Requirement:
Skip all pictures, then print the remaining material exactly.

Records supplied:
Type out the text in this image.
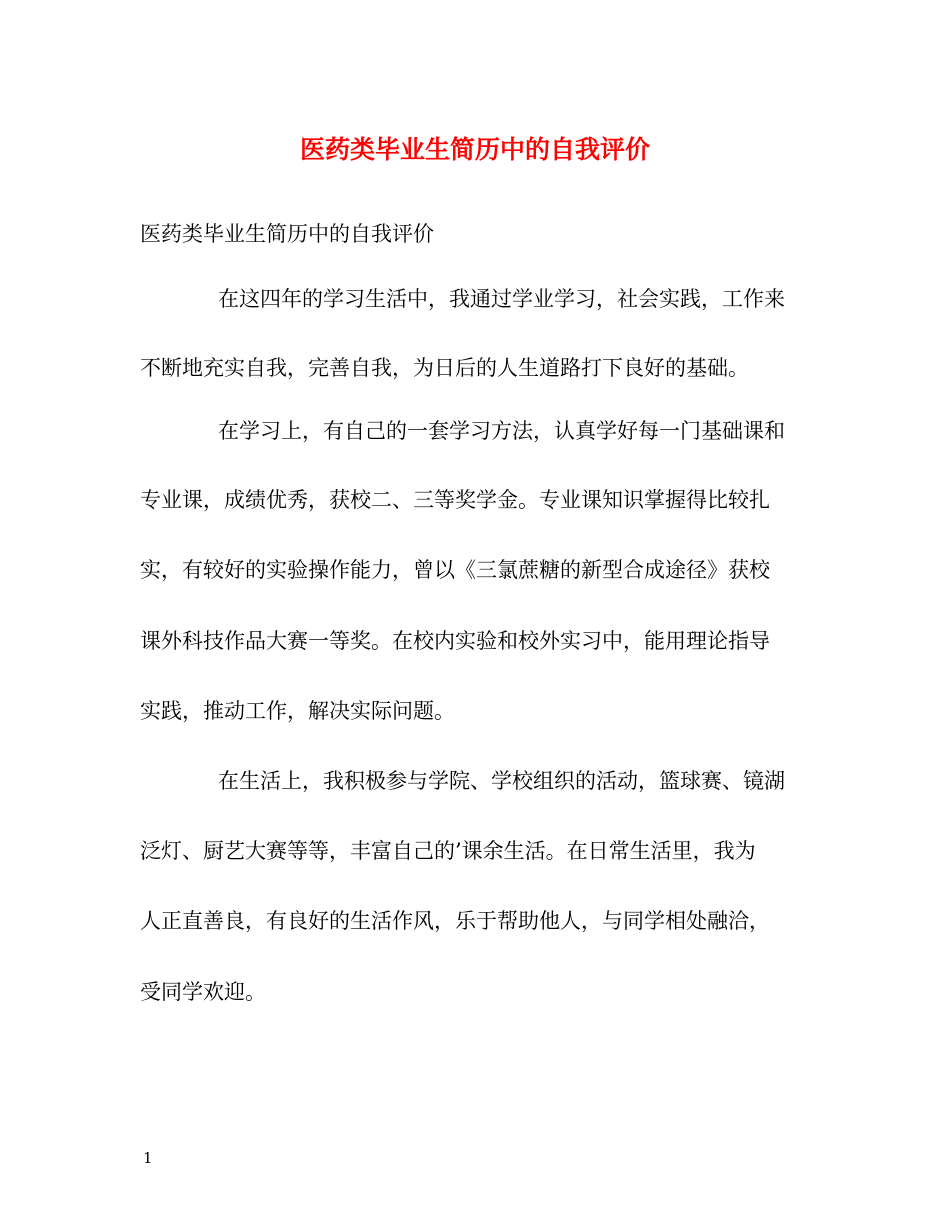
医药类毕业生简历中的自我评价
医药类毕业生简历中的自我评价
在这四年的学习生活中，我通过学业学习，社会实践，工作来
不断地充实自我，完善自我，为日后的人生道路打下良好的基础。
在学习上，有自己的一套学习方法，认真学好每一门基础课和
专业课，成绩优秀，获校二、三等奖学金。专业课知识掌握得比较扎
实，有较好的实验操作能力，曾以《三氯蔗糖的新型合成途径》获校
课外科技作品大赛一等奖。在校内实验和校外实习中，能用理论指导
实践，推动工作，解决实际问题。
在生活上，我积极参与学院、学校组织的活动，篮球赛、镜湖
泛灯、厨艺大赛等等，丰富自己的’课余生活。在日常生活里，我为
人正直善良，有良好的生活作风，乐于帮助他人，与同学相处融洽，
受同学欢迎。
1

Response to this exercise:
Type out the text in this image.
医药类毕业生简历中的自我评价
医药类毕业生简历中的自我评价
在这四年的学习生活中，我通过学业学习，社会实践，工作来
不断地充实自我，完善自我，为日后的人生道路打下良好的基础。
在学习上，有自己的一套学习方法，认真学好每一门基础课和
专业课，成绩优秀，获校二、三等奖学金。专业课知识掌握得比较扎
实，有较好的实验操作能力，曾以《三氯蔗糖的新型合成途径》获校
课外科技作品大赛一等奖。在校内实验和校外实习中，能用理论指导
实践，推动工作，解决实际问题。
在生活上，我积极参与学院、学校组织的活动，篮球赛、镜湖
泛灯、厨艺大赛等等，丰富自己的’课余生活。在日常生活里，我为
人正直善良，有良好的生活作风，乐于帮助他人，与同学相处融洽，
受同学欢迎。
1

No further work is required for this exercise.